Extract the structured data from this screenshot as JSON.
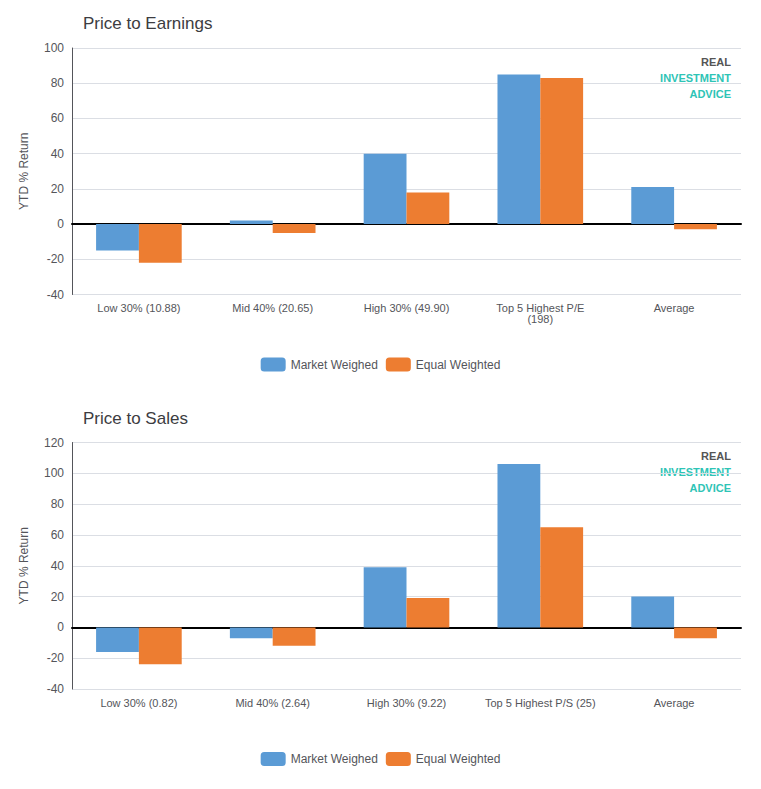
{
  "chart_data": [
    {
      "type": "bar",
      "title": "Price to Earnings",
      "ylabel": "YTD % Return",
      "categories": [
        "Low 30% (10.88)",
        "Mid 40% (20.65)",
        "High 30% (49.90)",
        "Top 5 Highest P/E\n(198)",
        "Average"
      ],
      "series": [
        {
          "name": "Market Weighed",
          "color": "#5B9BD5",
          "values": [
            -15,
            2,
            40,
            85,
            21
          ]
        },
        {
          "name": "Equal Weighted",
          "color": "#ED7D31",
          "values": [
            -22,
            -5,
            18,
            83,
            -3
          ]
        }
      ],
      "ylim": [
        -40,
        100
      ],
      "yticks": [
        -40,
        -20,
        0,
        20,
        40,
        60,
        80,
        100
      ],
      "grid": true,
      "legend": "bottom",
      "annotations": [
        "REAL",
        "INVESTMENT",
        "ADVICE"
      ]
    },
    {
      "type": "bar",
      "title": "Price to Sales",
      "ylabel": "YTD % Return",
      "categories": [
        "Low 30% (0.82)",
        "Mid 40% (2.64)",
        "High 30% (9.22)",
        "Top 5 Highest P/S (25)",
        "Average"
      ],
      "series": [
        {
          "name": "Market Weighed",
          "color": "#5B9BD5",
          "values": [
            -16,
            -7,
            39,
            106,
            20
          ]
        },
        {
          "name": "Equal Weighted",
          "color": "#ED7D31",
          "values": [
            -24,
            -12,
            19,
            65,
            -7
          ]
        }
      ],
      "ylim": [
        -40,
        120
      ],
      "yticks": [
        -40,
        -20,
        0,
        20,
        40,
        60,
        80,
        100,
        120
      ],
      "grid": true,
      "legend": "bottom",
      "annotations": [
        "REAL",
        "INVESTMENT",
        "ADVICE"
      ]
    }
  ]
}
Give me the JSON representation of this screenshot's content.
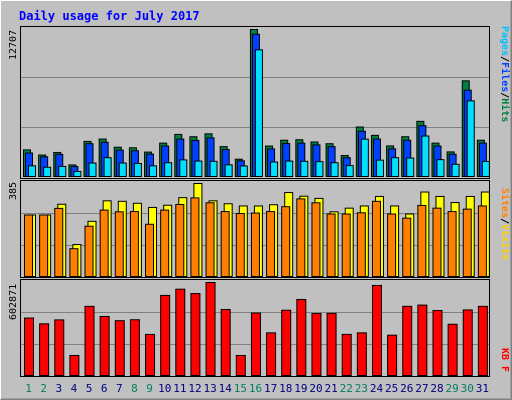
{
  "chart_data": [
    {
      "type": "bar",
      "title": "Daily usage for July 2017",
      "max_label": "12707",
      "ylim": [
        0,
        12707
      ],
      "legend": [
        "Pages",
        "Files",
        "Hits"
      ],
      "legend_separator": "/",
      "categories": [
        "1",
        "2",
        "3",
        "4",
        "5",
        "6",
        "7",
        "8",
        "9",
        "10",
        "11",
        "12",
        "13",
        "14",
        "15",
        "16",
        "17",
        "18",
        "19",
        "20",
        "21",
        "22",
        "23",
        "24",
        "25",
        "26",
        "27",
        "28",
        "29",
        "30",
        "31"
      ],
      "weekend_days": [
        "1",
        "2",
        "8",
        "9",
        "15",
        "16",
        "22",
        "23",
        "29",
        "30"
      ],
      "series": [
        {
          "name": "Hits",
          "color": "#008040",
          "values": [
            2370,
            1930,
            2150,
            1080,
            3100,
            3300,
            2600,
            2550,
            2180,
            2950,
            3700,
            3500,
            3750,
            2650,
            1570,
            12707,
            2700,
            3200,
            3240,
            3050,
            2900,
            1890,
            4330,
            3620,
            2710,
            3500,
            4820,
            2950,
            2200,
            8300,
            3200
          ]
        },
        {
          "name": "Files",
          "color": "#0040ff",
          "values": [
            2100,
            1780,
            1990,
            940,
            2900,
            3020,
            2350,
            2300,
            2010,
            2700,
            3300,
            3180,
            3400,
            2400,
            1430,
            12300,
            2450,
            2910,
            2950,
            2800,
            2650,
            1700,
            3970,
            3300,
            2460,
            3200,
            4450,
            2700,
            2000,
            7500,
            2950
          ]
        },
        {
          "name": "Pages",
          "color": "#00e0ff",
          "values": [
            1000,
            880,
            950,
            520,
            1240,
            1700,
            1240,
            1200,
            1000,
            1270,
            1510,
            1410,
            1390,
            1090,
            990,
            10960,
            1330,
            1410,
            1390,
            1360,
            1270,
            1020,
            3290,
            1490,
            1700,
            1670,
            3560,
            1530,
            1130,
            6580,
            1380
          ]
        }
      ]
    },
    {
      "type": "bar",
      "max_label": "385",
      "ylim": [
        0,
        385
      ],
      "legend": [
        "Sites",
        "Visits"
      ],
      "legend_separator": "/",
      "series": [
        {
          "name": "Visits",
          "color": "#ffff00",
          "values": [
            256,
            256,
            300,
            135,
            230,
            314,
            312,
            304,
            287,
            296,
            327,
            385,
            314,
            302,
            293,
            293,
            298,
            348,
            333,
            324,
            269,
            284,
            293,
            332,
            293,
            260,
            350,
            332,
            307,
            332,
            350
          ]
        },
        {
          "name": "Sites",
          "color": "#ff8000",
          "values": [
            256,
            256,
            283,
            118,
            210,
            276,
            269,
            270,
            218,
            276,
            299,
            326,
            306,
            270,
            262,
            264,
            270,
            290,
            322,
            306,
            260,
            260,
            265,
            312,
            260,
            243,
            295,
            284,
            270,
            280,
            293
          ]
        }
      ]
    },
    {
      "type": "bar",
      "max_label": "602871",
      "ylim": [
        0,
        602871
      ],
      "legend": [
        "KB F"
      ],
      "series": [
        {
          "name": "KB F",
          "color": "#ff0000",
          "values": [
            375000,
            338000,
            363000,
            135000,
            450000,
            385000,
            358000,
            364000,
            270000,
            520000,
            560000,
            532000,
            602871,
            430000,
            135000,
            407000,
            280000,
            425000,
            494000,
            404000,
            405000,
            270000,
            280000,
            584000,
            265000,
            450000,
            458000,
            423000,
            335000,
            427000,
            450000
          ]
        }
      ]
    }
  ]
}
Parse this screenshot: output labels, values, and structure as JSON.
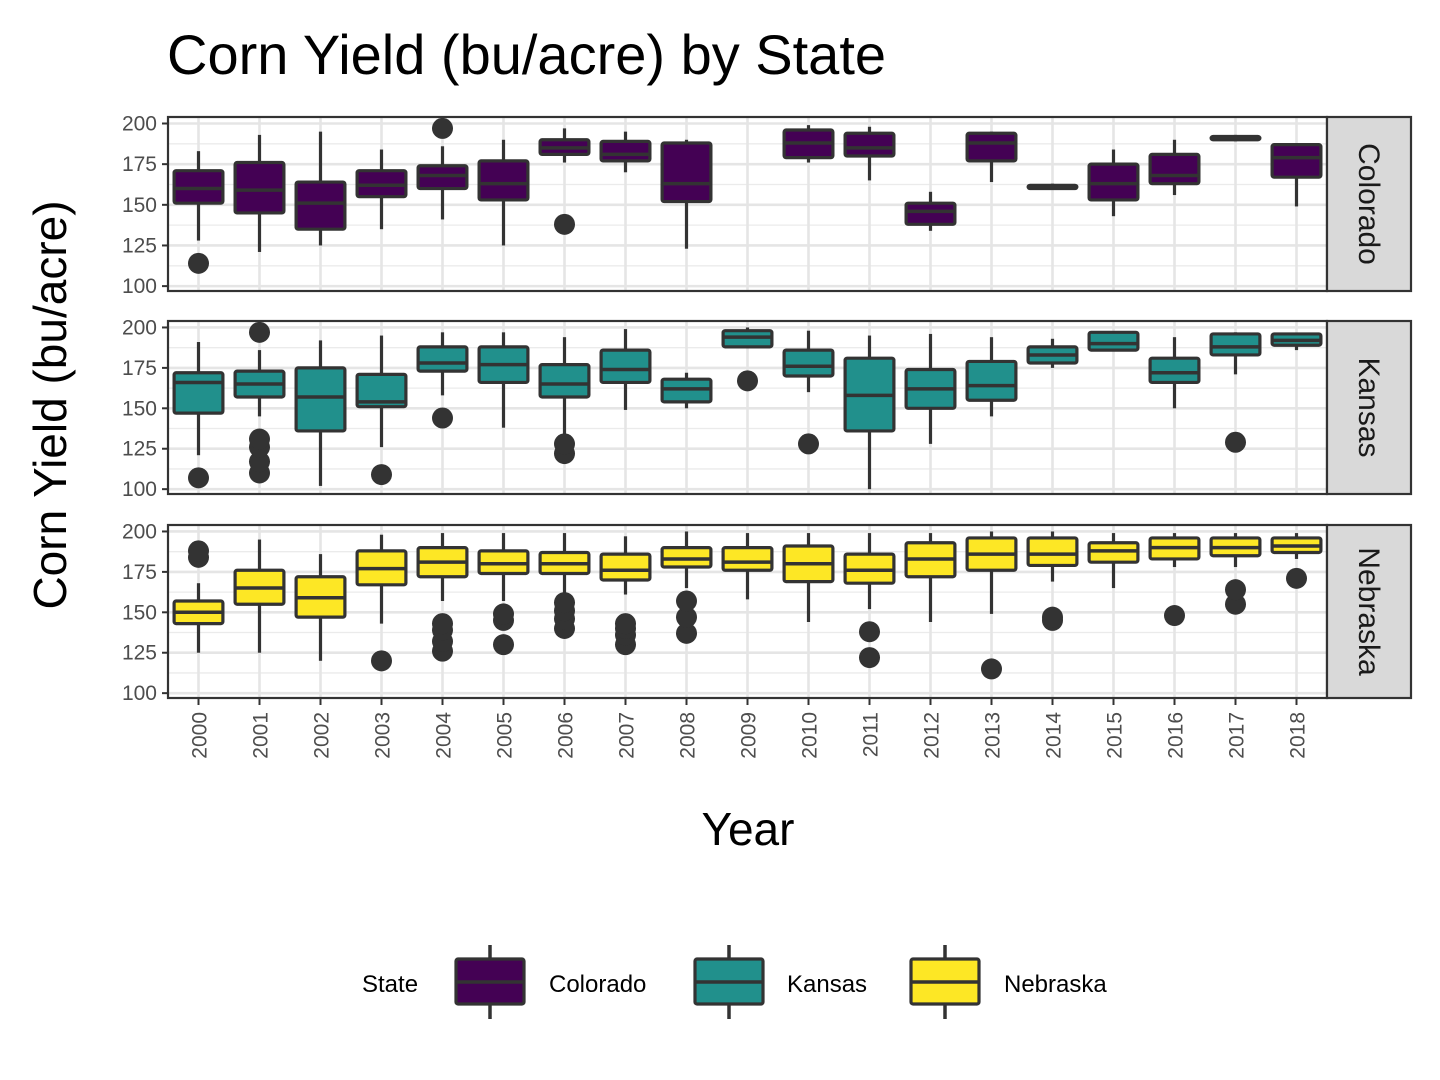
{
  "chart_data": {
    "type": "boxplot",
    "title": "Corn Yield (bu/acre) by State",
    "xlabel": "Year",
    "ylabel": "Corn Yield (bu/acre)",
    "ylim": [
      97,
      204
    ],
    "y_ticks": [
      "100",
      "125",
      "150",
      "175",
      "200"
    ],
    "categories": [
      "2000",
      "2001",
      "2002",
      "2003",
      "2004",
      "2005",
      "2006",
      "2007",
      "2008",
      "2009",
      "2010",
      "2011",
      "2012",
      "2013",
      "2014",
      "2015",
      "2016",
      "2017",
      "2018"
    ],
    "grid": true,
    "legend": {
      "title": "State",
      "position": "bottom"
    },
    "series": [
      {
        "name": "Colorado",
        "color": "#440154",
        "boxes": [
          {
            "year": "2000",
            "lw": 128,
            "q1": 151,
            "median": 160,
            "q3": 171,
            "uw": 183,
            "outliers": [
              114
            ]
          },
          {
            "year": "2001",
            "lw": 121,
            "q1": 145,
            "median": 159,
            "q3": 176,
            "uw": 193,
            "outliers": []
          },
          {
            "year": "2002",
            "lw": 125,
            "q1": 135,
            "median": 151,
            "q3": 164,
            "uw": 195,
            "outliers": []
          },
          {
            "year": "2003",
            "lw": 135,
            "q1": 155,
            "median": 162,
            "q3": 171,
            "uw": 184,
            "outliers": []
          },
          {
            "year": "2004",
            "lw": 141,
            "q1": 160,
            "median": 168,
            "q3": 174,
            "uw": 186,
            "outliers": [
              197
            ]
          },
          {
            "year": "2005",
            "lw": 125,
            "q1": 153,
            "median": 163,
            "q3": 177,
            "uw": 190,
            "outliers": []
          },
          {
            "year": "2006",
            "lw": 176,
            "q1": 181,
            "median": 185,
            "q3": 190,
            "uw": 197,
            "outliers": [
              138
            ]
          },
          {
            "year": "2007",
            "lw": 170,
            "q1": 177,
            "median": 181,
            "q3": 189,
            "uw": 195,
            "outliers": []
          },
          {
            "year": "2008",
            "lw": 123,
            "q1": 152,
            "median": 163,
            "q3": 188,
            "uw": 190,
            "outliers": []
          },
          {
            "year": "2010",
            "lw": 176,
            "q1": 179,
            "median": 188,
            "q3": 196,
            "uw": 199,
            "outliers": []
          },
          {
            "year": "2011",
            "lw": 165,
            "q1": 180,
            "median": 185,
            "q3": 194,
            "uw": 198,
            "outliers": []
          },
          {
            "year": "2012",
            "lw": 134,
            "q1": 138,
            "median": 146,
            "q3": 151,
            "uw": 158,
            "outliers": []
          },
          {
            "year": "2013",
            "lw": 164,
            "q1": 177,
            "median": 188,
            "q3": 194,
            "uw": 195,
            "outliers": []
          },
          {
            "year": "2014",
            "lw": 160,
            "q1": 160,
            "median": 161,
            "q3": 162,
            "uw": 163,
            "outliers": []
          },
          {
            "year": "2015",
            "lw": 143,
            "q1": 153,
            "median": 163,
            "q3": 175,
            "uw": 184,
            "outliers": []
          },
          {
            "year": "2016",
            "lw": 156,
            "q1": 163,
            "median": 168,
            "q3": 181,
            "uw": 190,
            "outliers": []
          },
          {
            "year": "2017",
            "lw": 189,
            "q1": 190,
            "median": 191,
            "q3": 192,
            "uw": 193,
            "outliers": []
          },
          {
            "year": "2018",
            "lw": 149,
            "q1": 167,
            "median": 179,
            "q3": 187,
            "uw": 188,
            "outliers": []
          }
        ]
      },
      {
        "name": "Kansas",
        "color": "#21908C",
        "boxes": [
          {
            "year": "2000",
            "lw": 121,
            "q1": 147,
            "median": 166,
            "q3": 172,
            "uw": 191,
            "outliers": [
              107
            ]
          },
          {
            "year": "2001",
            "lw": 145,
            "q1": 157,
            "median": 165,
            "q3": 173,
            "uw": 186,
            "outliers": [
              110,
              117,
              126,
              131,
              197
            ]
          },
          {
            "year": "2002",
            "lw": 102,
            "q1": 136,
            "median": 157,
            "q3": 175,
            "uw": 192,
            "outliers": []
          },
          {
            "year": "2003",
            "lw": 126,
            "q1": 151,
            "median": 154,
            "q3": 171,
            "uw": 195,
            "outliers": [
              109
            ]
          },
          {
            "year": "2004",
            "lw": 158,
            "q1": 173,
            "median": 178,
            "q3": 188,
            "uw": 197,
            "outliers": [
              144
            ]
          },
          {
            "year": "2005",
            "lw": 138,
            "q1": 166,
            "median": 177,
            "q3": 188,
            "uw": 197,
            "outliers": []
          },
          {
            "year": "2006",
            "lw": 132,
            "q1": 157,
            "median": 165,
            "q3": 177,
            "uw": 194,
            "outliers": [
              122,
              128
            ]
          },
          {
            "year": "2007",
            "lw": 149,
            "q1": 166,
            "median": 174,
            "q3": 186,
            "uw": 199,
            "outliers": []
          },
          {
            "year": "2008",
            "lw": 150,
            "q1": 154,
            "median": 162,
            "q3": 168,
            "uw": 172,
            "outliers": []
          },
          {
            "year": "2009",
            "lw": 188,
            "q1": 188,
            "median": 194,
            "q3": 198,
            "uw": 200,
            "outliers": [
              167
            ]
          },
          {
            "year": "2010",
            "lw": 160,
            "q1": 170,
            "median": 176,
            "q3": 186,
            "uw": 198,
            "outliers": [
              128
            ]
          },
          {
            "year": "2011",
            "lw": 100,
            "q1": 136,
            "median": 158,
            "q3": 181,
            "uw": 195,
            "outliers": []
          },
          {
            "year": "2012",
            "lw": 128,
            "q1": 150,
            "median": 162,
            "q3": 174,
            "uw": 196,
            "outliers": []
          },
          {
            "year": "2013",
            "lw": 145,
            "q1": 155,
            "median": 164,
            "q3": 179,
            "uw": 194,
            "outliers": []
          },
          {
            "year": "2014",
            "lw": 175,
            "q1": 178,
            "median": 183,
            "q3": 188,
            "uw": 193,
            "outliers": []
          },
          {
            "year": "2015",
            "lw": 186,
            "q1": 186,
            "median": 190,
            "q3": 197,
            "uw": 197,
            "outliers": []
          },
          {
            "year": "2016",
            "lw": 150,
            "q1": 166,
            "median": 172,
            "q3": 181,
            "uw": 194,
            "outliers": []
          },
          {
            "year": "2017",
            "lw": 171,
            "q1": 183,
            "median": 188,
            "q3": 196,
            "uw": 197,
            "outliers": [
              129
            ]
          },
          {
            "year": "2018",
            "lw": 186,
            "q1": 189,
            "median": 192,
            "q3": 196,
            "uw": 196,
            "outliers": []
          }
        ]
      },
      {
        "name": "Nebraska",
        "color": "#FDE725",
        "boxes": [
          {
            "year": "2000",
            "lw": 125,
            "q1": 143,
            "median": 150,
            "q3": 157,
            "uw": 168,
            "outliers": [
              184,
              188
            ]
          },
          {
            "year": "2001",
            "lw": 125,
            "q1": 155,
            "median": 165,
            "q3": 176,
            "uw": 195,
            "outliers": []
          },
          {
            "year": "2002",
            "lw": 120,
            "q1": 147,
            "median": 159,
            "q3": 172,
            "uw": 186,
            "outliers": []
          },
          {
            "year": "2003",
            "lw": 143,
            "q1": 167,
            "median": 177,
            "q3": 188,
            "uw": 198,
            "outliers": [
              120
            ]
          },
          {
            "year": "2004",
            "lw": 157,
            "q1": 172,
            "median": 181,
            "q3": 190,
            "uw": 199,
            "outliers": [
              126,
              132,
              139,
              143
            ]
          },
          {
            "year": "2005",
            "lw": 157,
            "q1": 174,
            "median": 180,
            "q3": 188,
            "uw": 199,
            "outliers": [
              130,
              145,
              149
            ]
          },
          {
            "year": "2006",
            "lw": 160,
            "q1": 174,
            "median": 180,
            "q3": 187,
            "uw": 199,
            "outliers": [
              140,
              146,
              151,
              156
            ]
          },
          {
            "year": "2007",
            "lw": 161,
            "q1": 170,
            "median": 176,
            "q3": 186,
            "uw": 197,
            "outliers": [
              130,
              136,
              140,
              143
            ]
          },
          {
            "year": "2008",
            "lw": 165,
            "q1": 178,
            "median": 183,
            "q3": 190,
            "uw": 200,
            "outliers": [
              137,
              147,
              157
            ]
          },
          {
            "year": "2009",
            "lw": 158,
            "q1": 176,
            "median": 181,
            "q3": 190,
            "uw": 199,
            "outliers": []
          },
          {
            "year": "2010",
            "lw": 144,
            "q1": 169,
            "median": 180,
            "q3": 191,
            "uw": 199,
            "outliers": []
          },
          {
            "year": "2011",
            "lw": 152,
            "q1": 168,
            "median": 176,
            "q3": 186,
            "uw": 199,
            "outliers": [
              122,
              138
            ]
          },
          {
            "year": "2012",
            "lw": 144,
            "q1": 172,
            "median": 183,
            "q3": 193,
            "uw": 199,
            "outliers": []
          },
          {
            "year": "2013",
            "lw": 149,
            "q1": 176,
            "median": 186,
            "q3": 196,
            "uw": 200,
            "outliers": [
              115
            ]
          },
          {
            "year": "2014",
            "lw": 169,
            "q1": 179,
            "median": 186,
            "q3": 196,
            "uw": 200,
            "outliers": [
              145,
              147
            ]
          },
          {
            "year": "2015",
            "lw": 165,
            "q1": 181,
            "median": 188,
            "q3": 193,
            "uw": 199,
            "outliers": []
          },
          {
            "year": "2016",
            "lw": 178,
            "q1": 183,
            "median": 190,
            "q3": 196,
            "uw": 199,
            "outliers": [
              148
            ]
          },
          {
            "year": "2017",
            "lw": 178,
            "q1": 185,
            "median": 190,
            "q3": 196,
            "uw": 199,
            "outliers": [
              155,
              164
            ]
          },
          {
            "year": "2018",
            "lw": 183,
            "q1": 187,
            "median": 191,
            "q3": 196,
            "uw": 199,
            "outliers": [
              171
            ]
          }
        ]
      }
    ]
  }
}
::::
== What this task involves ==
Gather each line in these records that contains the string "screenshot".

== Worked solution ==
Extract the structured data from this screenshot as JSON.
Give me the JSON representation of this screenshot's content.
Parse this screenshot: output labels, values, and structure as JSON.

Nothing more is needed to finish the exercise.